[GOAL]
Of all the lines in the records below, how many hold the word "title"? Give the number alone.

-- Start DATA FOR THE TASK --

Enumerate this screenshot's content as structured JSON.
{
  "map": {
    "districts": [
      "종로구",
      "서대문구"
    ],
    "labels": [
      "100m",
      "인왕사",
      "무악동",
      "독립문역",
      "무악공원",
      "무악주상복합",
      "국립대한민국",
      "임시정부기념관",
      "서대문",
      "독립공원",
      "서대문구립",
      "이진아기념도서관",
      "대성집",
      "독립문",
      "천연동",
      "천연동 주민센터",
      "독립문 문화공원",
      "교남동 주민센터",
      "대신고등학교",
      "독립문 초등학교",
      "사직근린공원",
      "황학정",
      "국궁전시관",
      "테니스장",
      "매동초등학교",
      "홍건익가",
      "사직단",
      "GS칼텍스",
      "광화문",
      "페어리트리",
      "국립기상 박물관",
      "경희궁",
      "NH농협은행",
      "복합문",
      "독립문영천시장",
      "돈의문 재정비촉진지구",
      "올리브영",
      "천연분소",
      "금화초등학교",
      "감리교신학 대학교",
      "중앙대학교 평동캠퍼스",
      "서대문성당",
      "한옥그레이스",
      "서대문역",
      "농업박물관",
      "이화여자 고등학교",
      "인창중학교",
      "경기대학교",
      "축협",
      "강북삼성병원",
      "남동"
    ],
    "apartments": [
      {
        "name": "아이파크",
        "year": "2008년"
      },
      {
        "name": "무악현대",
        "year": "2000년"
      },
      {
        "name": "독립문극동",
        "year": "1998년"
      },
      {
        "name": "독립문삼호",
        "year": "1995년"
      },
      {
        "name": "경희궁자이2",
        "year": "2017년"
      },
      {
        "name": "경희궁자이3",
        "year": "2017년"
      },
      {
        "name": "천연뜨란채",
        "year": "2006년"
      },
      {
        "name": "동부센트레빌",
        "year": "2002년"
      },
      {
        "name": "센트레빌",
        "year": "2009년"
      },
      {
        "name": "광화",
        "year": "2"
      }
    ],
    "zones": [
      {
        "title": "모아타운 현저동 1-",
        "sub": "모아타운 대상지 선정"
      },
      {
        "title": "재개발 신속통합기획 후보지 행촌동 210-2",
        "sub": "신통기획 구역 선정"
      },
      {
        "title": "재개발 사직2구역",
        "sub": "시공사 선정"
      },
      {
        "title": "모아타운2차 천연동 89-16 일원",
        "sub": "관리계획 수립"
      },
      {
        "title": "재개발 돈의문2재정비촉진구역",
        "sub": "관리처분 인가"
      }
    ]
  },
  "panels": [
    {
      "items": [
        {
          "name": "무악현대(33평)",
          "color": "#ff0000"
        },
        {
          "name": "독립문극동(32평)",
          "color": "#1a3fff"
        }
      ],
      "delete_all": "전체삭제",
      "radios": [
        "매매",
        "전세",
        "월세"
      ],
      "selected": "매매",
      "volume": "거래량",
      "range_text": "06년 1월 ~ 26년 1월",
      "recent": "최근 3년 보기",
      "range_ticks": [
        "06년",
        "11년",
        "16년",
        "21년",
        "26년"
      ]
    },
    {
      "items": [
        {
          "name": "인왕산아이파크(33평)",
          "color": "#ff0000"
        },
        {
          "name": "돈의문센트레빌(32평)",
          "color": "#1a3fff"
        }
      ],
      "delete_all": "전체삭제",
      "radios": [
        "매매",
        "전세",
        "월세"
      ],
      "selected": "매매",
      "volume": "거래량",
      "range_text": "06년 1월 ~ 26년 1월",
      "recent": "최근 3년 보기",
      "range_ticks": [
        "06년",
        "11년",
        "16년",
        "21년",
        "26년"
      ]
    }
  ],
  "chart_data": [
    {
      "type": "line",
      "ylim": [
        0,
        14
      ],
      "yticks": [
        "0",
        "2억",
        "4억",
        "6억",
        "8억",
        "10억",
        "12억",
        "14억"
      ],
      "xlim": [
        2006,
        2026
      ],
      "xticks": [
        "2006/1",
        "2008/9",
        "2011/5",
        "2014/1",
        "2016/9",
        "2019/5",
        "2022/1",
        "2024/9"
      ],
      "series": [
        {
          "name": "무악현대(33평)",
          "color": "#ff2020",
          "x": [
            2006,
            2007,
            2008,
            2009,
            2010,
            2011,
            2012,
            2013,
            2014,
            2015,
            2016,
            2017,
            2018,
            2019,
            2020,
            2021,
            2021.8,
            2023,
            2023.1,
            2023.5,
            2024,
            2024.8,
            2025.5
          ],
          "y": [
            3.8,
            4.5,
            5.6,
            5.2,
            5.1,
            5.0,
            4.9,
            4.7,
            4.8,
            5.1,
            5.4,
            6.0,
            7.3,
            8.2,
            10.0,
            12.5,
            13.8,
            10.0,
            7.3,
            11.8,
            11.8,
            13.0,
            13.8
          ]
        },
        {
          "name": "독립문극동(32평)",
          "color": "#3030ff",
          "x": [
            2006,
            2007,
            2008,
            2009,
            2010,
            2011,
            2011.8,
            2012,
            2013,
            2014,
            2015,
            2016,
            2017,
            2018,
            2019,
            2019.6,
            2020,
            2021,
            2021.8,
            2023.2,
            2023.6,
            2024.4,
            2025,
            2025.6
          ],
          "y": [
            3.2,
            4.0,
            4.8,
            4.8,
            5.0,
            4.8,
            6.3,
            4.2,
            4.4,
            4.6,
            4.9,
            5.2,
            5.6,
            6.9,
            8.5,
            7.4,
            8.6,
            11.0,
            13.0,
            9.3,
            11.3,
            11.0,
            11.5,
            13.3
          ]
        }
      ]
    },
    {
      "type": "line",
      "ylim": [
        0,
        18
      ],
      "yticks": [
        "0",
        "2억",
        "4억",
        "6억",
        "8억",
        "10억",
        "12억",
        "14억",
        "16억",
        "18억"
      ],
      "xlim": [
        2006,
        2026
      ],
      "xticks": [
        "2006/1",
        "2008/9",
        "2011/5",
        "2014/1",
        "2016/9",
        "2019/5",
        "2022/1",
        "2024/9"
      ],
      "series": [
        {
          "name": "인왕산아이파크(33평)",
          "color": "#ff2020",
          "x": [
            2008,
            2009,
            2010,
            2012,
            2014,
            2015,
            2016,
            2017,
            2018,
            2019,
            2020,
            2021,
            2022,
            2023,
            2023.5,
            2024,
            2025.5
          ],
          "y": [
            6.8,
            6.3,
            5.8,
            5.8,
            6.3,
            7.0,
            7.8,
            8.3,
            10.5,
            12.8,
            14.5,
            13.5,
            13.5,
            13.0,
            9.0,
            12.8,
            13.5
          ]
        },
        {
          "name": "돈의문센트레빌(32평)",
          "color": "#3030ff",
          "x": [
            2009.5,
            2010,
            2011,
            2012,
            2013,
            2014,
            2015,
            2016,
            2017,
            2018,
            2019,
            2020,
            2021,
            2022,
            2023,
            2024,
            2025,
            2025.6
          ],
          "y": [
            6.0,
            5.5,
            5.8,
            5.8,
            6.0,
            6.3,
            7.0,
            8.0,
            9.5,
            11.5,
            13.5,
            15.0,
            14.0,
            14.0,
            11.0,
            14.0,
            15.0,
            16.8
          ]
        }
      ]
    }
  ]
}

-- End DATA FOR THE TASK --

[FULL RESPONSE]
5